* **Exercise details**
Each of the entries below should be written out exactly as it reads.

* **Available data**
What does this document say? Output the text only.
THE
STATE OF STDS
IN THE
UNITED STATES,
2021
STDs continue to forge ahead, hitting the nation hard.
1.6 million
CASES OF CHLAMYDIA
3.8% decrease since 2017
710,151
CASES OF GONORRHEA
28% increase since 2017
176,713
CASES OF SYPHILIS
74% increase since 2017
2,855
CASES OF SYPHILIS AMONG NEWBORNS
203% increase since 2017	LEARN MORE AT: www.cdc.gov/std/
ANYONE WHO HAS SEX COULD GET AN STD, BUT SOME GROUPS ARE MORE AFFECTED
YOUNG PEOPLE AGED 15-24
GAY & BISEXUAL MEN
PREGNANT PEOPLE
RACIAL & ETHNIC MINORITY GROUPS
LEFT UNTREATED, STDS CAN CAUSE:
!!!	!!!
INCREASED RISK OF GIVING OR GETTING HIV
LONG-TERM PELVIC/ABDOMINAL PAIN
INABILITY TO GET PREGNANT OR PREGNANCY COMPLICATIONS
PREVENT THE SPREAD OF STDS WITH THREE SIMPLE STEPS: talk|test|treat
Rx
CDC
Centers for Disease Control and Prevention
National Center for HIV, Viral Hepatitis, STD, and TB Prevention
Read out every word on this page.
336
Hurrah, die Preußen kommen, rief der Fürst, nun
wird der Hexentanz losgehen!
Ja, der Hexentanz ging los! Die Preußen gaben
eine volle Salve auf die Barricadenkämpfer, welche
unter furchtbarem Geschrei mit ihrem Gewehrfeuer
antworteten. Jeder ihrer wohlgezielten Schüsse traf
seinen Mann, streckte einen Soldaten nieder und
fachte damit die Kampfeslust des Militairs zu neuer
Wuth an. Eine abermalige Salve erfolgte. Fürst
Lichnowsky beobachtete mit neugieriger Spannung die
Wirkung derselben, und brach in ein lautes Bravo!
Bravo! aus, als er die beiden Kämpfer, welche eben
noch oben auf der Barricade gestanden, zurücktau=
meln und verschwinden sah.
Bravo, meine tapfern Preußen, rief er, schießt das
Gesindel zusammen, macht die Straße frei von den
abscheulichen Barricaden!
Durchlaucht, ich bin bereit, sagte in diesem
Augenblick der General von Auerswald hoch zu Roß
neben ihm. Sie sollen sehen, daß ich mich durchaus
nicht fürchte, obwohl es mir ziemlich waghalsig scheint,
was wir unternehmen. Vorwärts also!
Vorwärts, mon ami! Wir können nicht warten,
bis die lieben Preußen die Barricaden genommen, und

* **Solution for this task**
What does this document say? Output the text only.
THE
STATE OF STDS
IN THE
UNITED STATES,
2021
STDs continue to forge ahead, hitting the nation hard.
1.6 million
CASES OF CHLAMYDIA
3.8% decrease since 2017
710,151
CASES OF GONORRHEA
28% increase since 2017
176,713
CASES OF SYPHILIS
74% increase since 2017
2,855
CASES OF SYPHILIS AMONG NEWBORNS
203% increase since 2017	LEARN MORE AT: www.cdc.gov/std/
ANYONE WHO HAS SEX COULD GET AN STD, BUT SOME GROUPS ARE MORE AFFECTED
YOUNG PEOPLE AGED 15-24
GAY & BISEXUAL MEN
PREGNANT PEOPLE
RACIAL & ETHNIC MINORITY GROUPS
LEFT UNTREATED, STDS CAN CAUSE:
!!!	!!!
INCREASED RISK OF GIVING OR GETTING HIV
LONG-TERM PELVIC/ABDOMINAL PAIN
INABILITY TO GET PREGNANT OR PREGNANCY COMPLICATIONS
PREVENT THE SPREAD OF STDS WITH THREE SIMPLE STEPS: talk|test|treat
Rx
CDC
Centers for Disease Control and Prevention
National Center for HIV, Viral Hepatitis, STD, and TB Prevention
Read out every word on this page.
336
Hurrah, die Preußen kommen, rief der Fürst, nun
wird der Hexentanz losgehen!
Ja, der Hexentanz ging los! Die Preußen gaben
eine volle Salve auf die Barricadenkämpfer, welche
unter furchtbarem Geschrei mit ihrem Gewehrfeuer
antworteten. Jeder ihrer wohlgezielten Schüsse traf
seinen Mann, streckte einen Soldaten nieder und
fachte damit die Kampfeslust des Militairs zu neuer
Wuth an. Eine abermalige Salve erfolgte. Fürst
Lichnowsky beobachtete mit neugieriger Spannung die
Wirkung derselben, und brach in ein lautes Bravo!
Bravo! aus, als er die beiden Kämpfer, welche eben
noch oben auf der Barricade gestanden, zurücktau=
meln und verschwinden sah.
Bravo, meine tapfern Preußen, rief er, schießt das
Gesindel zusammen, macht die Straße frei von den
abscheulichen Barricaden!
Durchlaucht, ich bin bereit, sagte in diesem
Augenblick der General von Auerswald hoch zu Roß
neben ihm. Sie sollen sehen, daß ich mich durchaus
nicht fürchte, obwohl es mir ziemlich waghalsig scheint,
was wir unternehmen. Vorwärts also!
Vorwärts, mon ami! Wir können nicht warten,
bis die lieben Preußen die Barricaden genommen, und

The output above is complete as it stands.